## start DATASET EXCERPTS

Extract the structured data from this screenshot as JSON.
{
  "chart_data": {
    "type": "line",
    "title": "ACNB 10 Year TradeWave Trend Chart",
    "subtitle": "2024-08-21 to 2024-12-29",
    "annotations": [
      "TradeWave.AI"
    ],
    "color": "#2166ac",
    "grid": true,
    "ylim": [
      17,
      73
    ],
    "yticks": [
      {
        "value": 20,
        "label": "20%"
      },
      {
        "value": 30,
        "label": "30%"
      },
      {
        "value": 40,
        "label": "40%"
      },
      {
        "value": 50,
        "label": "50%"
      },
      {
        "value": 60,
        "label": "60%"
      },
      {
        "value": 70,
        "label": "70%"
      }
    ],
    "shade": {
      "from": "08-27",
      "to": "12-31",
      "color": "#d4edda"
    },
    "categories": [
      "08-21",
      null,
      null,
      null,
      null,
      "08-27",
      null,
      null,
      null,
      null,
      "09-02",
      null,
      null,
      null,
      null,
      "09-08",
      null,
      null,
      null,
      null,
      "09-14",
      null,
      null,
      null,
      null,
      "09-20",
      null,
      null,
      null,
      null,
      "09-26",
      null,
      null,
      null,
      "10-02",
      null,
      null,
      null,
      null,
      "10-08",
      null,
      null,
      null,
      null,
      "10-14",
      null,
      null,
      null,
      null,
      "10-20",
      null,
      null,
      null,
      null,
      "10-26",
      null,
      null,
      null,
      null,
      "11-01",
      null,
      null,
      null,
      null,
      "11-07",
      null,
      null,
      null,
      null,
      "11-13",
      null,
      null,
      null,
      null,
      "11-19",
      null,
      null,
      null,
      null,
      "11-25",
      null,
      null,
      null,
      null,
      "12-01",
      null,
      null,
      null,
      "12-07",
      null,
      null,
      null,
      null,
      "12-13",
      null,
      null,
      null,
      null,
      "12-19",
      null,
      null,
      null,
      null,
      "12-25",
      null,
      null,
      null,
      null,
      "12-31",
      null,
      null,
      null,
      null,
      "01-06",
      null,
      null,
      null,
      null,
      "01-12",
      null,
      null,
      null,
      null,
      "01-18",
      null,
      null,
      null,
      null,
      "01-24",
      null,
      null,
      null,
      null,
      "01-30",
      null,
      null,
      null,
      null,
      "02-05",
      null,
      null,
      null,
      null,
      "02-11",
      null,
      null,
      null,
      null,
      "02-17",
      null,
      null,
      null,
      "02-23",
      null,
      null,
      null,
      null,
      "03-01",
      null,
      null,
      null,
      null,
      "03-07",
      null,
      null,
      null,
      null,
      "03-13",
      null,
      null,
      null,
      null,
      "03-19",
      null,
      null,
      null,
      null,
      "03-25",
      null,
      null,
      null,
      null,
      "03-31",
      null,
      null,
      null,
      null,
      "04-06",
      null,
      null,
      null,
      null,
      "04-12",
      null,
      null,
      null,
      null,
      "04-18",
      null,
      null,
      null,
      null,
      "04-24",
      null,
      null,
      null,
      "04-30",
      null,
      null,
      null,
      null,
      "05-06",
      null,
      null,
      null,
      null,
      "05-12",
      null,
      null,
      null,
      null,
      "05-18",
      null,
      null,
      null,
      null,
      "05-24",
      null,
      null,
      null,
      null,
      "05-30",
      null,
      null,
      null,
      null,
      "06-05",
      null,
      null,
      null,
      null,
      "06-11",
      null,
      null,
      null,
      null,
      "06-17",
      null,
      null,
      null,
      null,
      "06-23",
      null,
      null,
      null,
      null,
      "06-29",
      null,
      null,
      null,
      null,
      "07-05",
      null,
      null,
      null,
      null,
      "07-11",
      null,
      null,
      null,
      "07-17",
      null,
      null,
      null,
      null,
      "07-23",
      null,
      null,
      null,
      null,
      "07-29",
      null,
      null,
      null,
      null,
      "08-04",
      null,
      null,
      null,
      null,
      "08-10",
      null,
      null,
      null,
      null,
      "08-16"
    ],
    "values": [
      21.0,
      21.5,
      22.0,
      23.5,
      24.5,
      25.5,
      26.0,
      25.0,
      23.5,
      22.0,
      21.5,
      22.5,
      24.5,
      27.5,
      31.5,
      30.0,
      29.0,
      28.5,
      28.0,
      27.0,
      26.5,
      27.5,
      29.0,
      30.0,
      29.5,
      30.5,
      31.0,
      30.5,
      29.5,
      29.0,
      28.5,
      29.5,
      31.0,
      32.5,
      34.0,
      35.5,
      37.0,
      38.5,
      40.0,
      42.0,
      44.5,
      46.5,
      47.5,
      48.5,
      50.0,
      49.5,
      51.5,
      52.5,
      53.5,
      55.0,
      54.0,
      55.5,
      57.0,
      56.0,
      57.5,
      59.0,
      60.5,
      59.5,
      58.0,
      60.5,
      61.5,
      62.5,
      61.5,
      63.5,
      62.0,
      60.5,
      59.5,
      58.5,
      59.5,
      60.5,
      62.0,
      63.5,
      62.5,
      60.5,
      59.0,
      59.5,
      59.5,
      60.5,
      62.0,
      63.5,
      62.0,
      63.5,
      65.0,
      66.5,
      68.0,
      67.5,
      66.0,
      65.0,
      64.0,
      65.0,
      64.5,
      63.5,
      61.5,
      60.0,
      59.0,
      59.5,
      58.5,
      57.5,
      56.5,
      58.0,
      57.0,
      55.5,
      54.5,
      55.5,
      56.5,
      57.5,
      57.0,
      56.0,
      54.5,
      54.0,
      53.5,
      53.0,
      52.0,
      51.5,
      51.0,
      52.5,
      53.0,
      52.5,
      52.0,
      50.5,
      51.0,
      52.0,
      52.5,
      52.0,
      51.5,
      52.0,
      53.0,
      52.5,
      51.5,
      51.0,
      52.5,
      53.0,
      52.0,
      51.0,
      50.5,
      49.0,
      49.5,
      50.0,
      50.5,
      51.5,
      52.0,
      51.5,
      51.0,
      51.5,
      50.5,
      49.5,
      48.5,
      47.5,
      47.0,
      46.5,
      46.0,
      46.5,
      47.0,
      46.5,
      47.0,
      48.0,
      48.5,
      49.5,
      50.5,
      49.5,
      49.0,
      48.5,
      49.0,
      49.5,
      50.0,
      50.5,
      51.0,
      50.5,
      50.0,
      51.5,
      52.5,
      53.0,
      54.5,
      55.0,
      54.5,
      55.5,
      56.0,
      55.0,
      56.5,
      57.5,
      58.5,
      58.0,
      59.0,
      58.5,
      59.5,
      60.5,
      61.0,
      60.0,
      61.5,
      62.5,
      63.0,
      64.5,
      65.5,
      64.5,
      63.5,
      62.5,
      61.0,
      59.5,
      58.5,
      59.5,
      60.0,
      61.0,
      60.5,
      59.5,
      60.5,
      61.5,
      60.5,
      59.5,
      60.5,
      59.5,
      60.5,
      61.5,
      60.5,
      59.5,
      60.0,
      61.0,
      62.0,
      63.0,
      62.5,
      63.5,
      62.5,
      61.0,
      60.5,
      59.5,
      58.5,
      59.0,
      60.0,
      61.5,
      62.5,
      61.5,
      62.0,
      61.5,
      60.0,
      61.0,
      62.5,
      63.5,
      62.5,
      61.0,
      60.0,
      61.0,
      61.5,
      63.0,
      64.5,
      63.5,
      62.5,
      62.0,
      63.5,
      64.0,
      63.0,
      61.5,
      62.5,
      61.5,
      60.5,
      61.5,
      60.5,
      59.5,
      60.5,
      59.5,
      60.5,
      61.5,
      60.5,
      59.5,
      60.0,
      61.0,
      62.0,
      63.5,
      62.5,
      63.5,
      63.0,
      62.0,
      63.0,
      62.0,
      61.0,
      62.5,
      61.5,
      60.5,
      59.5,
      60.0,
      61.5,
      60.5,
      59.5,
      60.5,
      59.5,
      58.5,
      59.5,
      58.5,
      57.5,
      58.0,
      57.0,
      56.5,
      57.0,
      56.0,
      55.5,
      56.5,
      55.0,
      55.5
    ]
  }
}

## end DATASET EXCERPTS

> **WHAT IS NEEDED**
Check each line of the records for "label" and copy the ones that contain it.

> **SOLUTION TO THE EXERCISE**
        "label": "20%"
        "label": "30%"
        "label": "40%"
        "label": "50%"
        "label": "60%"
        "label": "70%"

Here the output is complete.